* [What you need to do]
Wherever a line holds the word "Large", copy that line out.

# start of Entries shown

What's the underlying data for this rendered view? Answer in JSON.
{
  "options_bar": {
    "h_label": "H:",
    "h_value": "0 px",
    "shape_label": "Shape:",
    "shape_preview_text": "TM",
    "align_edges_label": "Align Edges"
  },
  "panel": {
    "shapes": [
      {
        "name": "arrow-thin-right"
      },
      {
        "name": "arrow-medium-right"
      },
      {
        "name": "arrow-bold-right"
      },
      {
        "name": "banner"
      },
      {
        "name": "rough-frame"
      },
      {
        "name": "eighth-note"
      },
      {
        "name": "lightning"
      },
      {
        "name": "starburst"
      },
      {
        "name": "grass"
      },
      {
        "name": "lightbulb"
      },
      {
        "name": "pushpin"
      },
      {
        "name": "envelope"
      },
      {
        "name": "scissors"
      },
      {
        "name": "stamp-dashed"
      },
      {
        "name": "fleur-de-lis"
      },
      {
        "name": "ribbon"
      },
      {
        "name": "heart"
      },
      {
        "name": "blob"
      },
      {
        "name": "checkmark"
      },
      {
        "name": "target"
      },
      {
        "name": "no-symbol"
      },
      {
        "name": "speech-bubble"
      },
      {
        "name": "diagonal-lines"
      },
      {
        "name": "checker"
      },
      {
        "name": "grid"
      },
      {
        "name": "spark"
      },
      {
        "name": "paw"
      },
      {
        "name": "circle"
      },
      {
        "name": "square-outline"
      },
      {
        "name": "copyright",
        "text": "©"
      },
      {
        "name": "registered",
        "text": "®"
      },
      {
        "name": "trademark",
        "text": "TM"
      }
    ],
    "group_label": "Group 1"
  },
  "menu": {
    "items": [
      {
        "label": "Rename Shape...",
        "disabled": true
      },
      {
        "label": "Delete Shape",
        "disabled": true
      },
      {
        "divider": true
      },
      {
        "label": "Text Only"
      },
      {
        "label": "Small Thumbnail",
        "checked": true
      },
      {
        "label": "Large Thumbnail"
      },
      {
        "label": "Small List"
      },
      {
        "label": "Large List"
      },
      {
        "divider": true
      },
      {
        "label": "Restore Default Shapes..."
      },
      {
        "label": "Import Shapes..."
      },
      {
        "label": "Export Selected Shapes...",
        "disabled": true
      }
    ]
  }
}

# end of Entries shown

* [Solution for this exercise]
        "label": "Large Thumbnail"
        "label": "Large List"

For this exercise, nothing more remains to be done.